• **Challenge**
Write every record out again exactly, and keep images out of it.

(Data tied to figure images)
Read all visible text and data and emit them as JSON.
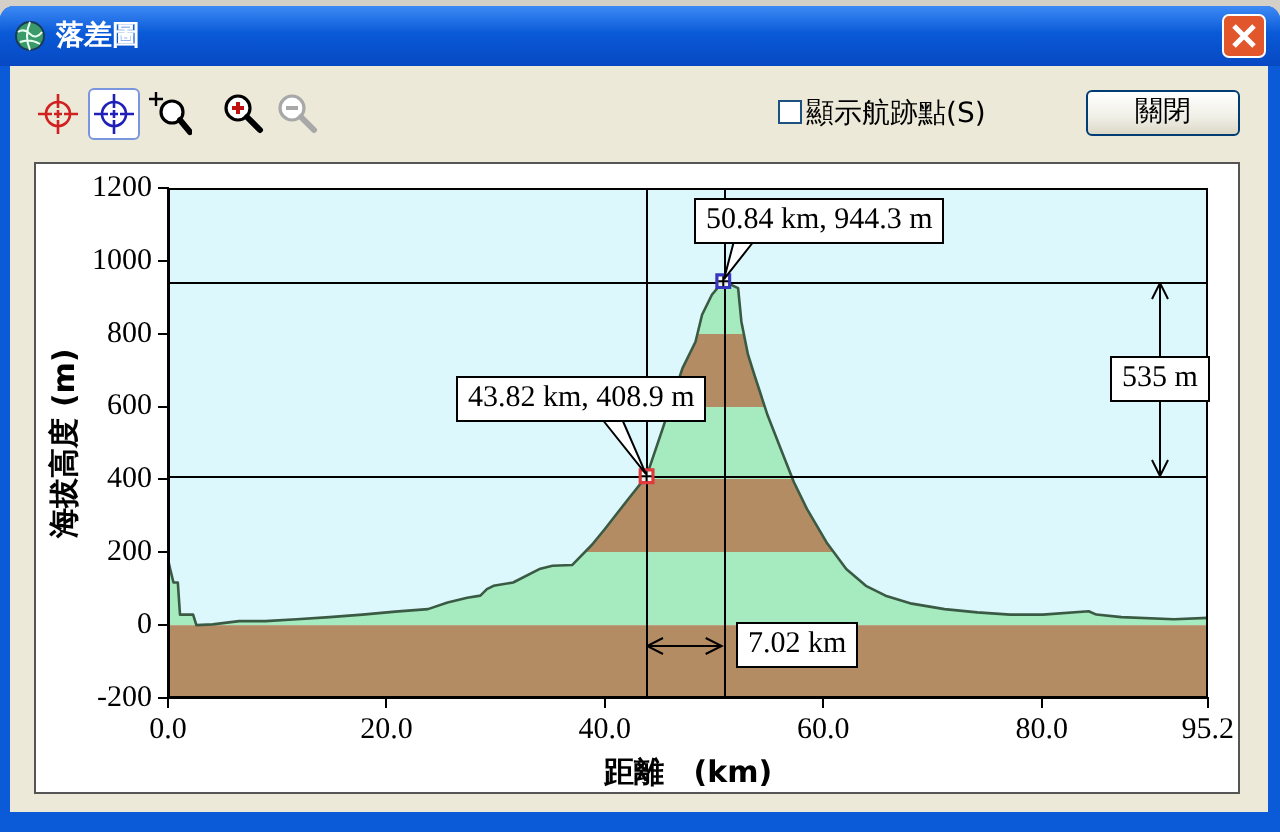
{
  "chart_data": {
    "type": "area",
    "title": "落差圖",
    "xlabel": "距離　(km)",
    "ylabel": "海拔高度 (m)",
    "xlim": [
      0,
      95.2
    ],
    "ylim": [
      -200,
      1200
    ],
    "xticks": [
      {
        "value": 0,
        "label": "0.0"
      },
      {
        "value": 20,
        "label": "20.0"
      },
      {
        "value": 40,
        "label": "40.0"
      },
      {
        "value": 60,
        "label": "60.0"
      },
      {
        "value": 80,
        "label": "80.0"
      },
      95.2
    ],
    "yticks": [
      -200,
      0,
      200,
      400,
      600,
      800,
      1000,
      1200
    ],
    "grid": false,
    "legend": false,
    "series": [
      {
        "color": "#3a5a44",
        "x": [
          0,
          0.2,
          0.5,
          0.9,
          1.1,
          2.3,
          2.6,
          4.1,
          6.5,
          8.9,
          11.8,
          14.8,
          17.8,
          20.8,
          23.8,
          25.6,
          27.4,
          28.6,
          29.2,
          29.8,
          31.6,
          34.0,
          35.2,
          37.0,
          38.8,
          40.0,
          42.4,
          43.82,
          45.3,
          47.1,
          48.3,
          48.9,
          49.8,
          50.84,
          52.2,
          52.5,
          53.1,
          53.7,
          54.9,
          56.1,
          57.3,
          58.5,
          60.3,
          62.1,
          63.9,
          65.7,
          68.1,
          71.1,
          74.1,
          77.1,
          80.1,
          84.3,
          85.0,
          87.3,
          92.1,
          95.2
        ],
        "values": [
          180,
          154,
          117,
          117,
          29,
          29,
          0,
          2,
          11,
          11,
          16,
          22,
          29,
          37,
          44,
          62,
          75,
          81,
          99,
          108,
          117,
          154,
          163,
          165,
          220,
          264,
          356,
          408.9,
          540,
          705,
          778,
          852,
          907,
          944.3,
          925,
          833,
          743,
          686,
          576,
          484,
          393,
          319,
          227,
          154,
          108,
          81,
          59,
          44,
          35,
          29,
          29,
          38,
          29,
          22,
          16,
          20
        ]
      },
      {
        "type": "scatter",
        "marker": "square",
        "colors": [
          "#e03a3a",
          "#3636c0"
        ],
        "x": [
          43.82,
          50.84
        ],
        "values": [
          408.9,
          944.3
        ]
      }
    ],
    "bands": [
      {
        "axis": "y",
        "from": -200,
        "to": 0,
        "color": "#b48c64"
      }
    ],
    "ref_lines": [
      {
        "axis": "x",
        "value": 43.82,
        "color": "#000000"
      },
      {
        "axis": "x",
        "value": 50.84,
        "color": "#000000"
      },
      {
        "axis": "y",
        "value": 408.9,
        "color": "#000000"
      },
      {
        "axis": "y",
        "value": 944.3,
        "color": "#000000"
      }
    ],
    "annotations": [
      {
        "text": "43.82 km, 408.9 m",
        "x": 43.82,
        "y": 408.9
      },
      {
        "text": "50.84 km, 944.3 m",
        "x": 50.84,
        "y": 944.3
      },
      "535 m",
      "7.02 km",
      "顯示航跡點(S)",
      "關閉"
    ]
  }
}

• **Task result**
Read all visible text and data and emit them as JSON.
{
  "chart_data": {
    "type": "area",
    "title": "落差圖",
    "xlabel": "距離　(km)",
    "ylabel": "海拔高度 (m)",
    "xlim": [
      0,
      95.2
    ],
    "ylim": [
      -200,
      1200
    ],
    "xticks": [
      {
        "value": 0,
        "label": "0.0"
      },
      {
        "value": 20,
        "label": "20.0"
      },
      {
        "value": 40,
        "label": "40.0"
      },
      {
        "value": 60,
        "label": "60.0"
      },
      {
        "value": 80,
        "label": "80.0"
      },
      95.2
    ],
    "yticks": [
      -200,
      0,
      200,
      400,
      600,
      800,
      1000,
      1200
    ],
    "grid": false,
    "legend": false,
    "series": [
      {
        "color": "#3a5a44",
        "x": [
          0,
          0.2,
          0.5,
          0.9,
          1.1,
          2.3,
          2.6,
          4.1,
          6.5,
          8.9,
          11.8,
          14.8,
          17.8,
          20.8,
          23.8,
          25.6,
          27.4,
          28.6,
          29.2,
          29.8,
          31.6,
          34.0,
          35.2,
          37.0,
          38.8,
          40.0,
          42.4,
          43.82,
          45.3,
          47.1,
          48.3,
          48.9,
          49.8,
          50.84,
          52.2,
          52.5,
          53.1,
          53.7,
          54.9,
          56.1,
          57.3,
          58.5,
          60.3,
          62.1,
          63.9,
          65.7,
          68.1,
          71.1,
          74.1,
          77.1,
          80.1,
          84.3,
          85.0,
          87.3,
          92.1,
          95.2
        ],
        "values": [
          180,
          154,
          117,
          117,
          29,
          29,
          0,
          2,
          11,
          11,
          16,
          22,
          29,
          37,
          44,
          62,
          75,
          81,
          99,
          108,
          117,
          154,
          163,
          165,
          220,
          264,
          356,
          408.9,
          540,
          705,
          778,
          852,
          907,
          944.3,
          925,
          833,
          743,
          686,
          576,
          484,
          393,
          319,
          227,
          154,
          108,
          81,
          59,
          44,
          35,
          29,
          29,
          38,
          29,
          22,
          16,
          20
        ]
      },
      {
        "type": "scatter",
        "marker": "square",
        "colors": [
          "#e03a3a",
          "#3636c0"
        ],
        "x": [
          43.82,
          50.84
        ],
        "values": [
          408.9,
          944.3
        ]
      }
    ],
    "bands": [
      {
        "axis": "y",
        "from": -200,
        "to": 0,
        "color": "#b48c64"
      }
    ],
    "ref_lines": [
      {
        "axis": "x",
        "value": 43.82,
        "color": "#000000"
      },
      {
        "axis": "x",
        "value": 50.84,
        "color": "#000000"
      },
      {
        "axis": "y",
        "value": 408.9,
        "color": "#000000"
      },
      {
        "axis": "y",
        "value": 944.3,
        "color": "#000000"
      }
    ],
    "annotations": [
      {
        "text": "43.82 km, 408.9 m",
        "x": 43.82,
        "y": 408.9
      },
      {
        "text": "50.84 km, 944.3 m",
        "x": 50.84,
        "y": 944.3
      },
      "535 m",
      "7.02 km",
      "顯示航跡點(S)",
      "關閉"
    ]
  }
}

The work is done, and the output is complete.